* _Job_
Your answer should be a single number: the count of lines containing the string "this".

Source data:

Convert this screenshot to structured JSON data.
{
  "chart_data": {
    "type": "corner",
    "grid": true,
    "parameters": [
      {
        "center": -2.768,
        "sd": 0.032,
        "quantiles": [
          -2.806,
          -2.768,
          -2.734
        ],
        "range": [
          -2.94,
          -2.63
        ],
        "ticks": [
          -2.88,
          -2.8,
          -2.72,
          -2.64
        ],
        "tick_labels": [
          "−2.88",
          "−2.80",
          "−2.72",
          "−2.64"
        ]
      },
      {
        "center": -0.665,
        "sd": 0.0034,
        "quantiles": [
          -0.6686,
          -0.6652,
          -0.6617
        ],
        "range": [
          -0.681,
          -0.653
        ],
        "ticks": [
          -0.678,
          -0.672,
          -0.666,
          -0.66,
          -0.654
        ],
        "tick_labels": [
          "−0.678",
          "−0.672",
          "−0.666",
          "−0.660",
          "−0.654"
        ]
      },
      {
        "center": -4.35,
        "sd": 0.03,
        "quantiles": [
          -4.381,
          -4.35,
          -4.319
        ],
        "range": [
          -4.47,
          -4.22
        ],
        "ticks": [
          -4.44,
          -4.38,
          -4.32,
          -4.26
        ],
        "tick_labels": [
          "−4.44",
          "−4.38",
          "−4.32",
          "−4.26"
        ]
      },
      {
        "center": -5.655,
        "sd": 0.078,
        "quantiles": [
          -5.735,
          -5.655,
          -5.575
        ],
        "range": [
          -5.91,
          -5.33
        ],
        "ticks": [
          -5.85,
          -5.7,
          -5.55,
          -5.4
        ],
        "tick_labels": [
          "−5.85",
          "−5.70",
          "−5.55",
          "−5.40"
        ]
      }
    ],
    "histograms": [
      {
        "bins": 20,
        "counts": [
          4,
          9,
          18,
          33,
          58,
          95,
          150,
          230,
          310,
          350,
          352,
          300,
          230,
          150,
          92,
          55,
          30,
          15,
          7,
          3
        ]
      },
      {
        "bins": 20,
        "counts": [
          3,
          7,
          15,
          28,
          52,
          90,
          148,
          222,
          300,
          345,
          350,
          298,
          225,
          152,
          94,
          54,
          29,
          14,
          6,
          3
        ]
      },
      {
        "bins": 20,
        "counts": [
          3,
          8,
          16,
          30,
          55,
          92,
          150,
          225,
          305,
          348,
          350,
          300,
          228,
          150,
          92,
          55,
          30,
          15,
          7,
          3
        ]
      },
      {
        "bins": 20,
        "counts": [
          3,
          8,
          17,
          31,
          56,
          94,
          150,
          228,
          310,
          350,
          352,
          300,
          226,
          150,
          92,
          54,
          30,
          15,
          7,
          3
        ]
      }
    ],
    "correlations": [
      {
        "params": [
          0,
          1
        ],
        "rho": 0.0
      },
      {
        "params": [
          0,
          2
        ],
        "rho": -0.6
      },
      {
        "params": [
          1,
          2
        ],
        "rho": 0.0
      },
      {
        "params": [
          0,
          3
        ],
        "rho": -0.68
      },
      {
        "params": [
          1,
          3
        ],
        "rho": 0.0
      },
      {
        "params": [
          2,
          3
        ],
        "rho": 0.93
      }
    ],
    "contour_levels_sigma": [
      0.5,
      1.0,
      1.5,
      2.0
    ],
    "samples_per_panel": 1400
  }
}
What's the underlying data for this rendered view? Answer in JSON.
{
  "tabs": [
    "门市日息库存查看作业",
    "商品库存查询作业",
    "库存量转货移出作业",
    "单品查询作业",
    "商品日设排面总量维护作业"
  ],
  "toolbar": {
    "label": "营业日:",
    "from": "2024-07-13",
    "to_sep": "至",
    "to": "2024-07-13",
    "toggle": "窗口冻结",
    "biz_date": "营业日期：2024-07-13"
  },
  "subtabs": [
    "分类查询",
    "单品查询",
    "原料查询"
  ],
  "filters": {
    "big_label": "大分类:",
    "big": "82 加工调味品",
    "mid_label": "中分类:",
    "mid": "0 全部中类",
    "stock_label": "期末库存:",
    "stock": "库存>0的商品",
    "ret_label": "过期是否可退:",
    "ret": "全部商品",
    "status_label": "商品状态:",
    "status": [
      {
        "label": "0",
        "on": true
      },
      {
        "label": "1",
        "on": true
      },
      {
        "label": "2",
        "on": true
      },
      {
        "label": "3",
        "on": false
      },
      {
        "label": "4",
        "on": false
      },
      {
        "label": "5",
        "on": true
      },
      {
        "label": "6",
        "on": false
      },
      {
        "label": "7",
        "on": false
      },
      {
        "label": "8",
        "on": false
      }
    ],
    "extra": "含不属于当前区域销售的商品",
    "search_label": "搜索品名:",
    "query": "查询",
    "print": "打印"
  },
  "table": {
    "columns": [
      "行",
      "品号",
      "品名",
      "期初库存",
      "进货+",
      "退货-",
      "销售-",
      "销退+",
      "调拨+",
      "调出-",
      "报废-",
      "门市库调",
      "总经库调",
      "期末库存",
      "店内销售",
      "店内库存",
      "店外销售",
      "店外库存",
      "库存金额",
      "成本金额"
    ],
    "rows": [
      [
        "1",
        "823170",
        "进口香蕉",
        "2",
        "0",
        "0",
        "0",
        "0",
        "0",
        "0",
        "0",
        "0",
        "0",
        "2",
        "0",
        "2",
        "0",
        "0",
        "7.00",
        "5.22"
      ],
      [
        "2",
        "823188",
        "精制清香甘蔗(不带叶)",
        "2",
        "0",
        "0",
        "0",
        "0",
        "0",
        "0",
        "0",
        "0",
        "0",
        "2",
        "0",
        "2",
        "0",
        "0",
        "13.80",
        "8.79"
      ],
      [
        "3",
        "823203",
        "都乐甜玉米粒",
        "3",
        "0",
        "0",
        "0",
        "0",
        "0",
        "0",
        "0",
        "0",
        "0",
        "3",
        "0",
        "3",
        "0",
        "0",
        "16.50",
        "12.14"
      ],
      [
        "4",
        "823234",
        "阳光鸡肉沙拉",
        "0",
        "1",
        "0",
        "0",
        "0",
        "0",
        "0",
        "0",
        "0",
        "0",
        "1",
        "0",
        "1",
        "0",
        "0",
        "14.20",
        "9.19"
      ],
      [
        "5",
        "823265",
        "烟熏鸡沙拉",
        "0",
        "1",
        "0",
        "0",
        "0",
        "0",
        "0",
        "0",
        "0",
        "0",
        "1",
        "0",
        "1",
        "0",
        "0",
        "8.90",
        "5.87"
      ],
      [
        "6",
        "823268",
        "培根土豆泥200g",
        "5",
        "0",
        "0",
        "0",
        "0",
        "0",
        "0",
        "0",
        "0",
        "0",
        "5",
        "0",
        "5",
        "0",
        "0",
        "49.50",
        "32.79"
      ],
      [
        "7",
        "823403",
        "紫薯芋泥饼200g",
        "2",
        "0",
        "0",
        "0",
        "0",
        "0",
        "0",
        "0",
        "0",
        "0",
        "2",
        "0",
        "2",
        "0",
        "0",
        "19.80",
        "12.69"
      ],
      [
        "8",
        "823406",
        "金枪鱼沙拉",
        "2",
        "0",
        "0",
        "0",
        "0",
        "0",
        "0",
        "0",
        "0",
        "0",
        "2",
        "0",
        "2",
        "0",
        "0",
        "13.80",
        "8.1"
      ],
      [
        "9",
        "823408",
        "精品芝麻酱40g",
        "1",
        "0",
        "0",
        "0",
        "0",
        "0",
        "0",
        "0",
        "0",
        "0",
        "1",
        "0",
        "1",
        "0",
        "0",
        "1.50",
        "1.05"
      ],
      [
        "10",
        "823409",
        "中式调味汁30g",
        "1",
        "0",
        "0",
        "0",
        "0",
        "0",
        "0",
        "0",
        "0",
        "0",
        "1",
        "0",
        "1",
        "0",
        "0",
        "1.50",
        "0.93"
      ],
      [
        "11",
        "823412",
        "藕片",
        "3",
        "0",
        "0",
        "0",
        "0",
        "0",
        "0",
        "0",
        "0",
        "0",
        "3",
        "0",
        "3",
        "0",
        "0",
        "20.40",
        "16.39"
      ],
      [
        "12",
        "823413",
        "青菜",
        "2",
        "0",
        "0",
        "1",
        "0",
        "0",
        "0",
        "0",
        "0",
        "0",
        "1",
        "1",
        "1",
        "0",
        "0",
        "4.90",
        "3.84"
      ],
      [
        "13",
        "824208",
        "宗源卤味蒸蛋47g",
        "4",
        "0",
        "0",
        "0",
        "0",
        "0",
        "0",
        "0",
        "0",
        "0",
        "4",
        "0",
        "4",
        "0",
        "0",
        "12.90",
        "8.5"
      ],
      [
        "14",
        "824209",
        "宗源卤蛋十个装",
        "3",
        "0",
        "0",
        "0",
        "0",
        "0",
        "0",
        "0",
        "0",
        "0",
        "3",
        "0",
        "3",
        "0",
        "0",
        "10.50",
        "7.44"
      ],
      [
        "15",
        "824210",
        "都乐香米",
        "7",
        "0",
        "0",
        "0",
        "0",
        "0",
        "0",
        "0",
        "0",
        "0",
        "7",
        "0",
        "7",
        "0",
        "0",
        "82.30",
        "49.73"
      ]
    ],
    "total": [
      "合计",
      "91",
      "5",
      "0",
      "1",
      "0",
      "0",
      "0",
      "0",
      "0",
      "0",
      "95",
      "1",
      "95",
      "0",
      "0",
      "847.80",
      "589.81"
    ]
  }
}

* _Answer in full_
2